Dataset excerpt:
────────────────────────────────────────
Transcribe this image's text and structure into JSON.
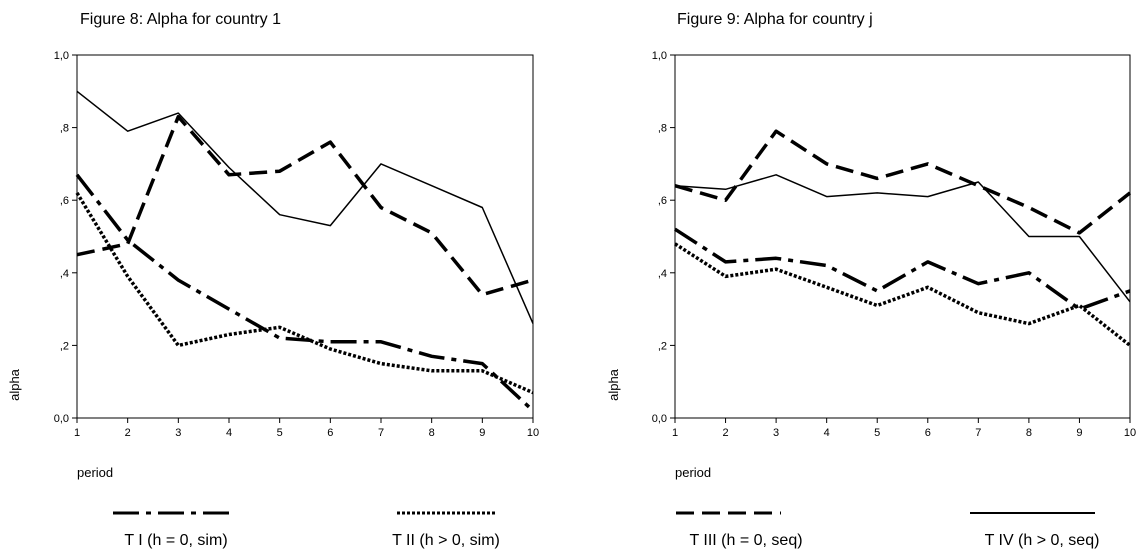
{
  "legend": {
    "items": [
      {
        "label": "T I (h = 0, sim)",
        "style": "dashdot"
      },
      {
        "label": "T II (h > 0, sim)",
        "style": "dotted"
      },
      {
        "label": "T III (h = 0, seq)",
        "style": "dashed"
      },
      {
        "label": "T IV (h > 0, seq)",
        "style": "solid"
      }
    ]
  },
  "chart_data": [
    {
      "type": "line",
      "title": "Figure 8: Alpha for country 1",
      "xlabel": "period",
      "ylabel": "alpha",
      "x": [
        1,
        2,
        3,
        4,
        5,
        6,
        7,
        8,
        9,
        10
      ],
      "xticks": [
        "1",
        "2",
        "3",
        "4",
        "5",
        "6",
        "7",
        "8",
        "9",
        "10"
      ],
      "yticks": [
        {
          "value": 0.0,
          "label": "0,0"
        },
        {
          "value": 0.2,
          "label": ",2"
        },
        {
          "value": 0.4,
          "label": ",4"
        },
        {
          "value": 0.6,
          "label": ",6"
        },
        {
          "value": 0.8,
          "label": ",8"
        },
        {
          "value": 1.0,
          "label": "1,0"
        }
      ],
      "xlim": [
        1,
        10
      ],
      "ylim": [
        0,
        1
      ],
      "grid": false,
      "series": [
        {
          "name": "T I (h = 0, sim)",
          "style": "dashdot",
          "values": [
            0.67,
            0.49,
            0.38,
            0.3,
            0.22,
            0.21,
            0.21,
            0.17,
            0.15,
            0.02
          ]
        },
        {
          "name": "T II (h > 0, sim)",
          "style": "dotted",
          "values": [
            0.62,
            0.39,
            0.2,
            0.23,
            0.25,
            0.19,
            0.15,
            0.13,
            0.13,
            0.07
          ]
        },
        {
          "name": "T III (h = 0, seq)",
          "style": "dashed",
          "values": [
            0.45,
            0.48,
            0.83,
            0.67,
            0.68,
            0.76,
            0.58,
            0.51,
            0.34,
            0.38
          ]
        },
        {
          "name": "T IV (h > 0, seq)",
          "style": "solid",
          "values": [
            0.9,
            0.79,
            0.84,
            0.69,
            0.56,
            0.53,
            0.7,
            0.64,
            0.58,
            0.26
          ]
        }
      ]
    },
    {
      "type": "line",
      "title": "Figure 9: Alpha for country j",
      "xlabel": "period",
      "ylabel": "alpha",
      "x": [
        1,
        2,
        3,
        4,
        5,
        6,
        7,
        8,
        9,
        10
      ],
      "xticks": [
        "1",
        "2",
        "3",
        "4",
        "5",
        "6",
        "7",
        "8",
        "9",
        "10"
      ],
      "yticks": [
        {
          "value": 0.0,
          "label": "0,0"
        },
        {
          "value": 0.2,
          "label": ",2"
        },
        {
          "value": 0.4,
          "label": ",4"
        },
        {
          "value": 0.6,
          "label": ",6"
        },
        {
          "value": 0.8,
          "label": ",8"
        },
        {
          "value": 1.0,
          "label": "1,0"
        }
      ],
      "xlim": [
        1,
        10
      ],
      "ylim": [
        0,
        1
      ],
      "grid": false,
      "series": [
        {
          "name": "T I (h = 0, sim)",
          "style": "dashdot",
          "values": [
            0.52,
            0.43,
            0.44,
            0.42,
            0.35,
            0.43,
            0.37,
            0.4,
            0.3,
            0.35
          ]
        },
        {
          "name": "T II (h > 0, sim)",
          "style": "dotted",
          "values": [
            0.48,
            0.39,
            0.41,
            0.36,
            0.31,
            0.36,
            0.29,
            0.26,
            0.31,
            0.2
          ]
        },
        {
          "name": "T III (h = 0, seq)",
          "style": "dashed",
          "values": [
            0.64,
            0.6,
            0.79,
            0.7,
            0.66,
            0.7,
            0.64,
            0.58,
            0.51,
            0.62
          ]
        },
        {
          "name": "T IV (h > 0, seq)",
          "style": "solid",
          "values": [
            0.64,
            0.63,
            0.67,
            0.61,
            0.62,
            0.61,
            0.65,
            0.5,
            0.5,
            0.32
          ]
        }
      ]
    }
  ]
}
────────────────────────────────────────
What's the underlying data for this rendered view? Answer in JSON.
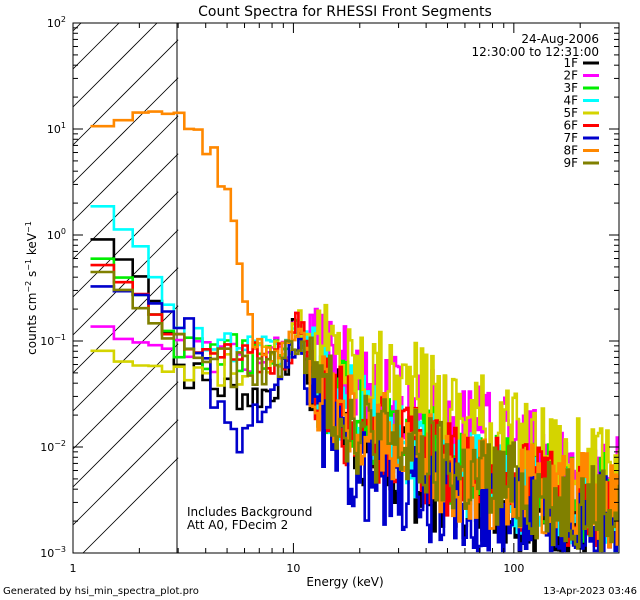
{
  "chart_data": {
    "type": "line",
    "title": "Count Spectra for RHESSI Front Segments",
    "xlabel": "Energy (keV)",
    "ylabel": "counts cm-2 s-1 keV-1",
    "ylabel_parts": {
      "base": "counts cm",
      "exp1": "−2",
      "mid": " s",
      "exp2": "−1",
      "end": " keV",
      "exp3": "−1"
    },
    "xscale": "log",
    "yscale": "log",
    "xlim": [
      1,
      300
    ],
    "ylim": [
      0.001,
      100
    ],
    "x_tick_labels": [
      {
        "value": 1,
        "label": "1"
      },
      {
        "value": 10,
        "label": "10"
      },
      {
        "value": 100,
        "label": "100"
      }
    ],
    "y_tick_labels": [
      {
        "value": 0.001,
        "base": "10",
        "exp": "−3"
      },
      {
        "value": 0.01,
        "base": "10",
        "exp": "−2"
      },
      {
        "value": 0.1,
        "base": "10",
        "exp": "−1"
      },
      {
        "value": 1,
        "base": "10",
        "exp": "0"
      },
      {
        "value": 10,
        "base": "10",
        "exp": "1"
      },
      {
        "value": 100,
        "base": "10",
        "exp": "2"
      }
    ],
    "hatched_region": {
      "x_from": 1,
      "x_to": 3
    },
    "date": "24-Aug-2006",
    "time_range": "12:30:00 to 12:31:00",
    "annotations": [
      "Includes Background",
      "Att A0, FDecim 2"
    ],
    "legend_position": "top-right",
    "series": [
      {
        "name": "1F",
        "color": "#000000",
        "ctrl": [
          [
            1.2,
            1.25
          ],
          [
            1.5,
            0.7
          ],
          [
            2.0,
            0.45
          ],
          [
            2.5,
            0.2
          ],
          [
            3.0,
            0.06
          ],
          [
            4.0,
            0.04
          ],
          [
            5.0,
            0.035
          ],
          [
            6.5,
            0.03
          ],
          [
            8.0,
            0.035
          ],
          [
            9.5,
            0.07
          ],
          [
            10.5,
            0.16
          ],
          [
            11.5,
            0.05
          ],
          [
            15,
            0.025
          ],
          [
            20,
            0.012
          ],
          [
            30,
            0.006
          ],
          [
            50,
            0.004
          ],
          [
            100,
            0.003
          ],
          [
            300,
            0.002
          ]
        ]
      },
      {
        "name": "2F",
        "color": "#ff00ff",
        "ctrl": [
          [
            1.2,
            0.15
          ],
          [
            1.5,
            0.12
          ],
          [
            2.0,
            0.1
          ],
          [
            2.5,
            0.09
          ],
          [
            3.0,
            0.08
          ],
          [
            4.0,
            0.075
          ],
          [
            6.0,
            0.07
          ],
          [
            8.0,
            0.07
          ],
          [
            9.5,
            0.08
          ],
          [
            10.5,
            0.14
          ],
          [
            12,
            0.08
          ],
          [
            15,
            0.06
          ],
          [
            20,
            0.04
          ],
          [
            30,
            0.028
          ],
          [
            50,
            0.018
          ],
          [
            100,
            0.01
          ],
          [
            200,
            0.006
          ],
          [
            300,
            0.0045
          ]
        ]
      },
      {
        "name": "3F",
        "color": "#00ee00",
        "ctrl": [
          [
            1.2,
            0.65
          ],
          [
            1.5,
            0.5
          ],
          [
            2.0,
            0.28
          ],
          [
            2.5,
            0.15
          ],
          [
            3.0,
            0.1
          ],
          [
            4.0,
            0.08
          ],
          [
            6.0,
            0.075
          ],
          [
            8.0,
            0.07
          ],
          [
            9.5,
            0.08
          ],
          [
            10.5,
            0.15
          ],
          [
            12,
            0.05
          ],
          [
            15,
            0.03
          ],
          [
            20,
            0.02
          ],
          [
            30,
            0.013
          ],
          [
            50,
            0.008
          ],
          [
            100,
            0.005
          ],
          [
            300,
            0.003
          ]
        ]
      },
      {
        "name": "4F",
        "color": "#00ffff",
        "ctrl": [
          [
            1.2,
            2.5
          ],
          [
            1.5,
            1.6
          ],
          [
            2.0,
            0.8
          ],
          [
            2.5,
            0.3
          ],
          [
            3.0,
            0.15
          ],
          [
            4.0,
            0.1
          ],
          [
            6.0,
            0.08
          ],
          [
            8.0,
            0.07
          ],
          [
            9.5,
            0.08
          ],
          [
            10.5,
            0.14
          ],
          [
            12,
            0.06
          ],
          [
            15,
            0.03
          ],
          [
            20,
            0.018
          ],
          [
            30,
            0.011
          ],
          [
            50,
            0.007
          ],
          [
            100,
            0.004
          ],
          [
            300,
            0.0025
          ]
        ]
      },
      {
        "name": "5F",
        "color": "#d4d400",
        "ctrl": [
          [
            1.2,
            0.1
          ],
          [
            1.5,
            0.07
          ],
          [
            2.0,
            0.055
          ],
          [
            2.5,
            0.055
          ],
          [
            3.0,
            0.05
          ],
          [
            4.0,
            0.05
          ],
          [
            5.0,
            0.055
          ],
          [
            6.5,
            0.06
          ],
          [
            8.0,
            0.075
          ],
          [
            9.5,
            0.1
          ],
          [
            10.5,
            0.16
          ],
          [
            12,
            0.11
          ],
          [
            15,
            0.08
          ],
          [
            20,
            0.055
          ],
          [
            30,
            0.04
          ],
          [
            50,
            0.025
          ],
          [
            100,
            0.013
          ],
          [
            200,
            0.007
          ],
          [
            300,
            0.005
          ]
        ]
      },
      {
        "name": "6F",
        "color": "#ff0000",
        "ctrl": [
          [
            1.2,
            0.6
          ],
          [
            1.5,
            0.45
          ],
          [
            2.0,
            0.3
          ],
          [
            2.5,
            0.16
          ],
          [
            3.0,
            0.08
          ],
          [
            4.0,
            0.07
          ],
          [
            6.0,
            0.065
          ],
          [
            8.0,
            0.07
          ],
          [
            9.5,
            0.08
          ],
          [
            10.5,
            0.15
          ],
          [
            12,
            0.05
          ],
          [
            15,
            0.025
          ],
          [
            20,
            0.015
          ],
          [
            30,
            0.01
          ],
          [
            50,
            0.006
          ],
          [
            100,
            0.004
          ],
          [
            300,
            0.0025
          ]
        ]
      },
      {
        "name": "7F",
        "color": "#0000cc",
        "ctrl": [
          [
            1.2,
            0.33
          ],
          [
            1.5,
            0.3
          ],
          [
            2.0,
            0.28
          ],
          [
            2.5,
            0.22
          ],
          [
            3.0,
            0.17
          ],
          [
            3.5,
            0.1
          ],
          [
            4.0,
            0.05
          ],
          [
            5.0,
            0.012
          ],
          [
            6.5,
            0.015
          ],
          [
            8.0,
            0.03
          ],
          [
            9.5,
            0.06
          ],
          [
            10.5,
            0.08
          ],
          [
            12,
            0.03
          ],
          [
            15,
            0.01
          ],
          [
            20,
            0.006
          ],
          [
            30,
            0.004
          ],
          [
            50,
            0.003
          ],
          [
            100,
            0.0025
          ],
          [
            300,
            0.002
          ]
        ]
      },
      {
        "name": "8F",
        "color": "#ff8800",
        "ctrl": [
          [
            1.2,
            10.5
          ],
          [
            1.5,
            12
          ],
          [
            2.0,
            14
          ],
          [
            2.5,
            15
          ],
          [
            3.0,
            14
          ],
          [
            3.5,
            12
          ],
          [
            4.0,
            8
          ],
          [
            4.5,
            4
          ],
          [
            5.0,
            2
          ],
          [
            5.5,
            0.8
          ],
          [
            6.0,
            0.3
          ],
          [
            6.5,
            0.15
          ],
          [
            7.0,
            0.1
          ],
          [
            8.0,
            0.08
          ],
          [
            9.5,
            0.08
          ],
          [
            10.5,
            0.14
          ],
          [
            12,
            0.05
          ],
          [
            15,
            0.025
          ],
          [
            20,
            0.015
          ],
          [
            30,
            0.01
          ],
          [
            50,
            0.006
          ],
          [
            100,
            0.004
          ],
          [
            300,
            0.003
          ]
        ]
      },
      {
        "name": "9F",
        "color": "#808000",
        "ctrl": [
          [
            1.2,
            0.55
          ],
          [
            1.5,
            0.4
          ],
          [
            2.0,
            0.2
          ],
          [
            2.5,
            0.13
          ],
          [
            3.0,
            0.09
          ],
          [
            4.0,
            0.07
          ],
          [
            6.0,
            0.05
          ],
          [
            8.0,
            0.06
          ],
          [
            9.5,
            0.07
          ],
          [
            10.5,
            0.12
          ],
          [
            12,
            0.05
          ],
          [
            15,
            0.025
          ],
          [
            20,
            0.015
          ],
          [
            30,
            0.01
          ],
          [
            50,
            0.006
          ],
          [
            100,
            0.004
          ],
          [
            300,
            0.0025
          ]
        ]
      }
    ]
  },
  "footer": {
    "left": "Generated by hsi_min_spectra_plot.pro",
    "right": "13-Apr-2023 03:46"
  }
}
────────────────────────────────────────
• SHORT TASK: Select every line in the records above that contains the word "title".

• ANSWER TO THIS TASK:
      "title": "Figure 8: Alpha for country 1",
      "title": "Figure 9: Alpha for country j",
    "title": "Count Spectra for RHESSI Front Segments",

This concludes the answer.